- DOCUMENT SECTION -
By 2022, an estimated 82% of all consumer internet traffic will be people viewing video content. It’s clear that any brand not producing video for their worldwide audiences is going to be left far behind.
Yet only an estimated 20% of the global population speaks English. Thus, brands seeking to expand their influence around the globe need to get on board with video localization: creating content that is specific to each target market.
Few understand the topic of video localization as well as Andre Hemker, the new CEO of Wordbee. We caught up with Andre on the latest episode of Globally Speaking Radio in which he shares with us his thoughts on video localization.
Most of us are familiar with traditional video localization methods like subtitling, dubbing and voiceovers. Yet new visual content techniques—like those developed by Andre and his team—have made it possible to produce immersive videos that allow brands to reach more customers for less money.
Andre shares an interesting story that illustrates the potential uses of contemporary video localization and production technology. Andre and his team were tasked with creating a promotional film for a company that manufactures GPS software for cars. The setting for the film was a highway in the United States. Closing down a major roadway in the US was not a cost-effective or practical option.
Fortunately, the authorities in Poland were willing to accommodate their production needs. The team used a ‘wild hodgepodge’ of classic media production and localization to create the impression that the commercial was shot in the US. “So, we filmed the entire scene on a highway in Poland. And, basically, you know, we changed the signage, changed the road markings…And then of course we had texts, which was all, you know, After Effects overlays…and basically used a translation management system as a tool.”

- WHAT TO WORK ON -
[1] Please extract everything from "By 2022, an" down to "each target market." in the video localization piece.
[2] Turn the paragraph of the video localization piece that begins "Andre shares an interesting story" into a short bulleted list that keeps its main facts.
[3] Carry the video localization piece forward from the point where it ends.

- DATA SUPPLIED -
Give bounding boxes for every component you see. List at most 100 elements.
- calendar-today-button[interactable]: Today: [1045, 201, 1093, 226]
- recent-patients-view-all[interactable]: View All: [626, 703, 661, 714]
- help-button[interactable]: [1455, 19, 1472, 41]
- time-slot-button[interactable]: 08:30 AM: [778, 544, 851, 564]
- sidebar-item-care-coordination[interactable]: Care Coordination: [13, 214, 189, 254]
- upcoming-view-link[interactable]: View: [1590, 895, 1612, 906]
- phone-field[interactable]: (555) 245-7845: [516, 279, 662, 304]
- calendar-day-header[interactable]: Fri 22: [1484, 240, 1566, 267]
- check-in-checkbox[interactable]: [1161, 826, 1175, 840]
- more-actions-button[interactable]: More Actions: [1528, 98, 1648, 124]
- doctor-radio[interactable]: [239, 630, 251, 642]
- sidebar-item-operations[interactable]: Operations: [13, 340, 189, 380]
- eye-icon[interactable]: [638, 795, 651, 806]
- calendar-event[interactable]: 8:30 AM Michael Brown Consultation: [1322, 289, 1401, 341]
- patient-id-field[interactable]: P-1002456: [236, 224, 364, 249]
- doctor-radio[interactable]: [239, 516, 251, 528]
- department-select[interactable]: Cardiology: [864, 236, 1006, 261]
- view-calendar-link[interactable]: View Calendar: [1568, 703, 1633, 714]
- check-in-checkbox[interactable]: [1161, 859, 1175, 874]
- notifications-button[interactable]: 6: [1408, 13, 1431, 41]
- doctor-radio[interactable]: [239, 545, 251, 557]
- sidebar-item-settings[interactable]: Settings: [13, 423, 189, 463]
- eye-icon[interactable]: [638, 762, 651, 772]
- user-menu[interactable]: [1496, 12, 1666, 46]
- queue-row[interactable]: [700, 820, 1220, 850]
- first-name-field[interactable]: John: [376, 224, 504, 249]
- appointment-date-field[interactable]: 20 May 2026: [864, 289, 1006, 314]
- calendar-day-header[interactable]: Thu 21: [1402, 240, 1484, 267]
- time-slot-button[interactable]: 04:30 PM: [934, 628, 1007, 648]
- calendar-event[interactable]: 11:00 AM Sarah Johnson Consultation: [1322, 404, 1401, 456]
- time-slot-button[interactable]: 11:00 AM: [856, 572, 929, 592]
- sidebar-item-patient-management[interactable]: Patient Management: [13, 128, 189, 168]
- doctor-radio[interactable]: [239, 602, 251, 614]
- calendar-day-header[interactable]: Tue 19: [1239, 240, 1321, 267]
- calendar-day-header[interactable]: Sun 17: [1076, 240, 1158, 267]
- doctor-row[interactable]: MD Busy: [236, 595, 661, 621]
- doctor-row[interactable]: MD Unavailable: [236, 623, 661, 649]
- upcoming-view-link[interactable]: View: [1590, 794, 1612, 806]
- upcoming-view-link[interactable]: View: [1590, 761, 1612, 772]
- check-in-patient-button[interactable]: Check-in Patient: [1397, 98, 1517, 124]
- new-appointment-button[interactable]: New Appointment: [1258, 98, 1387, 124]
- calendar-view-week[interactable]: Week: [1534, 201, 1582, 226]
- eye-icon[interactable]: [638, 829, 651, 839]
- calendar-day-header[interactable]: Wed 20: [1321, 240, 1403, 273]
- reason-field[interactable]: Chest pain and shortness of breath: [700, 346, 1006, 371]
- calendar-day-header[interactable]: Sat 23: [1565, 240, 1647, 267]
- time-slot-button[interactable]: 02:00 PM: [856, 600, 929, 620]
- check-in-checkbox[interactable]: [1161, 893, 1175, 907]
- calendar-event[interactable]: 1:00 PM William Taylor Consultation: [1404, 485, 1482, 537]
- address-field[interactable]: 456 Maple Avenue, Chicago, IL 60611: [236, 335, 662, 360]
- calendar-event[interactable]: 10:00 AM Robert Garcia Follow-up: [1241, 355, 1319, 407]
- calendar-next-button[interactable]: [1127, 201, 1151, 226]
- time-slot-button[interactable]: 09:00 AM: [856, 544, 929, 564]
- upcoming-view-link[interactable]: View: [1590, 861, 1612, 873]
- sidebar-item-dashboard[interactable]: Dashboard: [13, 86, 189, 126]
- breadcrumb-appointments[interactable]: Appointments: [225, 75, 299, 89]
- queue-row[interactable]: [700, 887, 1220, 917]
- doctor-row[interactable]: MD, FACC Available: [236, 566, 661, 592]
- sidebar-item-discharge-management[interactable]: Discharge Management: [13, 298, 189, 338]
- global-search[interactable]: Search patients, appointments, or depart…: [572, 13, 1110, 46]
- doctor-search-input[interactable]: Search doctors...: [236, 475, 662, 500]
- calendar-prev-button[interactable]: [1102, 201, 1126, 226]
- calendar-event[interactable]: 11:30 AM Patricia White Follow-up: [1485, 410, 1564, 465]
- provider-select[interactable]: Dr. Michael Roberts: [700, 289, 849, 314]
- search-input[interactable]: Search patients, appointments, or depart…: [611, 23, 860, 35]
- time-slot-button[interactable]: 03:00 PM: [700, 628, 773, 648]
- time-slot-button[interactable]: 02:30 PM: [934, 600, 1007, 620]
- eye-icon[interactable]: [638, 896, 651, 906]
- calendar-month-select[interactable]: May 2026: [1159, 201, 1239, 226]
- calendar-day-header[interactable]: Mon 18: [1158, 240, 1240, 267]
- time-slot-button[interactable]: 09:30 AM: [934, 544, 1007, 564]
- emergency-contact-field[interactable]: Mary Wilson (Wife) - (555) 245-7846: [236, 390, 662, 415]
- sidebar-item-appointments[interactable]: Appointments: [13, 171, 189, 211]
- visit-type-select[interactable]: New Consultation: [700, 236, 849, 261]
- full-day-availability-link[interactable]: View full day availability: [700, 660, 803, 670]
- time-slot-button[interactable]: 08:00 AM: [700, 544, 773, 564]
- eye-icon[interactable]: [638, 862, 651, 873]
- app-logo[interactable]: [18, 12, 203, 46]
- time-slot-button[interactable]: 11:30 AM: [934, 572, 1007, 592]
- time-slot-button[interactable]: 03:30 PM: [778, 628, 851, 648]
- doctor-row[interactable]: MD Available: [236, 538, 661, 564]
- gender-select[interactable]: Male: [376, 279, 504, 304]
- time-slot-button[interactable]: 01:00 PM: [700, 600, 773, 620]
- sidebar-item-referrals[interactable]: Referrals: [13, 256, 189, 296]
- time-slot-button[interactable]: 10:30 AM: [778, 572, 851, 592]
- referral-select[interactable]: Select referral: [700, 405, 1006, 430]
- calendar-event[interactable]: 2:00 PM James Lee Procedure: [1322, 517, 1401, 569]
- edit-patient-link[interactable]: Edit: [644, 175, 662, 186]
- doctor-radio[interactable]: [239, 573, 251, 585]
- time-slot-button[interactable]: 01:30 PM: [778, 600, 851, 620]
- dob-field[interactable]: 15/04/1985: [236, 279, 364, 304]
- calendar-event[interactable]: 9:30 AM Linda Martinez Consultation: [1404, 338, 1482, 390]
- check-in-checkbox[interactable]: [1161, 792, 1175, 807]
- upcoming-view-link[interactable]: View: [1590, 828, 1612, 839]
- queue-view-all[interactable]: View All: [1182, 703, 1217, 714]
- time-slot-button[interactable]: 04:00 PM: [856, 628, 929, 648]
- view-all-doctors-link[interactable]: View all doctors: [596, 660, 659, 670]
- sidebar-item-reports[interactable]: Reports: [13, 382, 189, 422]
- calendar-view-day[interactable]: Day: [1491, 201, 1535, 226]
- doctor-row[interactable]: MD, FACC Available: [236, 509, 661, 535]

- ANSWER SECTION -
[1]
By 2022, an estimated 82% of all consumer internet traffic will be people viewing video content. It’s clear that any brand not producing video for their worldwide audiences is going to be left far behind.
Yet only an estimated 20% of the global population speaks English. Thus, brands seeking to expand their influence around the globe need to get on board with video localization: creating content that is specific to each target market.

[2]
- Andre's story shows possible uses of contemporary video localization and production technology.
- His team had to create a promotional film for a company that makes GPS software for cars.
- The film was set on a highway in the United States.
- Closing a major US roadway was neither cost-effective nor practical.

[3]
Another example that Andre gives is writing on a wristband in a Russian film that he recently watched. Rather than localizing the text, which Andre says is easy to do, it was left in Russian. Minute details like these can have a cumulatively good or bad impact on the viewing experience.
Localizing more than just the text and images requires a more in-depth localization process. Globally Speaking host Jim Compton calls this “deep localization”: “…it’s really deep localization, right? It’s localization of not the surface, but the essence.” And that’s exactly what they did in the Polish GPS video.
“Deep” localization and technology integration
Andre also discusses “technology ecosystem barriers” in the localization industry that impede the scalability and growth of video localization. In the interview, Jim Compton notes, “…localization has its own tech stack, and audio production and video production have their own tech stacks. And they are separate ecosystems.” Andre replies, “There’s just not a lot of people that know both worlds, and well enough to actually be capable of combining them.” It’s time for the industry to integrate the toolsets in order to do more “deep localization”.
Both Jim and Andre express their passion for the future of localization technology when it will be more tightly integrated with video production software such as After Effects and subtitling platforms to eliminate these barriers and make localization processes faster, less manual and overall more efficient. In addition, bridging the gap between disparate localization and A/V teams will also help them learn more about how the other one works and spur even more innovative ideas for better and faster video localization.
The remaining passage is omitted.